Repeat, without any change, the entries presented below.

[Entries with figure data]

►

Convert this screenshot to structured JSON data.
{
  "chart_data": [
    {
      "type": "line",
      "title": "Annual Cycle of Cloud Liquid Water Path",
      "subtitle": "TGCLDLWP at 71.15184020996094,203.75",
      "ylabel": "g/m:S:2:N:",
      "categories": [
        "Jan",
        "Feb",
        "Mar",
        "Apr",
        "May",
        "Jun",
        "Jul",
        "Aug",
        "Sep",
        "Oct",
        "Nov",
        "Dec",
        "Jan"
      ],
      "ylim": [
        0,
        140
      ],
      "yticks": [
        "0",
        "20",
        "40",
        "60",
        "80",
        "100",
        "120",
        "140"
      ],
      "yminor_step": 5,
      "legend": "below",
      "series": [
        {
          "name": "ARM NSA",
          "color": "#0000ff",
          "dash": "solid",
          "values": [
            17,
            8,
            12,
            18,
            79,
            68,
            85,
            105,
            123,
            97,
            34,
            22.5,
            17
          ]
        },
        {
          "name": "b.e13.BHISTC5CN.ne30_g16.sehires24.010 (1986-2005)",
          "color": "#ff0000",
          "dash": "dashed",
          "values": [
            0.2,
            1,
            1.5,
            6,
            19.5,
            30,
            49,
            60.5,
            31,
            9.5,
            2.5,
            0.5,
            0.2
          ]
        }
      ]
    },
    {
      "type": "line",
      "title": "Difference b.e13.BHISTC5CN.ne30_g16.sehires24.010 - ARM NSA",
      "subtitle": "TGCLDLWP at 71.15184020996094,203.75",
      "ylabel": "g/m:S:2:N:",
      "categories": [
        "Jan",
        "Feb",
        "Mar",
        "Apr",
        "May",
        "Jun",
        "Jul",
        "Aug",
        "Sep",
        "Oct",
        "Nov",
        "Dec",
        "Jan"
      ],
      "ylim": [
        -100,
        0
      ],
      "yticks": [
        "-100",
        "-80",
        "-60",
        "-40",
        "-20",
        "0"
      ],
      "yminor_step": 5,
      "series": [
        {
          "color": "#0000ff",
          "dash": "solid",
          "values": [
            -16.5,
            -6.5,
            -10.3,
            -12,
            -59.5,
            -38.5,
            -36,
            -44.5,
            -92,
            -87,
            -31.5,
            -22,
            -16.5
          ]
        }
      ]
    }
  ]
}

◄

__Task output__.
Convert this screenshot to structured JSON data.
{
  "chart_data": [
    {
      "type": "line",
      "title": "Annual Cycle of Cloud Liquid Water Path",
      "subtitle": "TGCLDLWP at 71.15184020996094,203.75",
      "ylabel": "g/m:S:2:N:",
      "categories": [
        "Jan",
        "Feb",
        "Mar",
        "Apr",
        "May",
        "Jun",
        "Jul",
        "Aug",
        "Sep",
        "Oct",
        "Nov",
        "Dec",
        "Jan"
      ],
      "ylim": [
        0,
        140
      ],
      "yticks": [
        "0",
        "20",
        "40",
        "60",
        "80",
        "100",
        "120",
        "140"
      ],
      "yminor_step": 5,
      "legend": "below",
      "series": [
        {
          "name": "ARM NSA",
          "color": "#0000ff",
          "dash": "solid",
          "values": [
            17,
            8,
            12,
            18,
            79,
            68,
            85,
            105,
            123,
            97,
            34,
            22.5,
            17
          ]
        },
        {
          "name": "b.e13.BHISTC5CN.ne30_g16.sehires24.010 (1986-2005)",
          "color": "#ff0000",
          "dash": "dashed",
          "values": [
            0.2,
            1,
            1.5,
            6,
            19.5,
            30,
            49,
            60.5,
            31,
            9.5,
            2.5,
            0.5,
            0.2
          ]
        }
      ]
    },
    {
      "type": "line",
      "title": "Difference b.e13.BHISTC5CN.ne30_g16.sehires24.010 - ARM NSA",
      "subtitle": "TGCLDLWP at 71.15184020996094,203.75",
      "ylabel": "g/m:S:2:N:",
      "categories": [
        "Jan",
        "Feb",
        "Mar",
        "Apr",
        "May",
        "Jun",
        "Jul",
        "Aug",
        "Sep",
        "Oct",
        "Nov",
        "Dec",
        "Jan"
      ],
      "ylim": [
        -100,
        0
      ],
      "yticks": [
        "-100",
        "-80",
        "-60",
        "-40",
        "-20",
        "0"
      ],
      "yminor_step": 5,
      "series": [
        {
          "color": "#0000ff",
          "dash": "solid",
          "values": [
            -16.5,
            -6.5,
            -10.3,
            -12,
            -59.5,
            -38.5,
            -36,
            -44.5,
            -92,
            -87,
            -31.5,
            -22,
            -16.5
          ]
        }
      ]
    }
  ]
}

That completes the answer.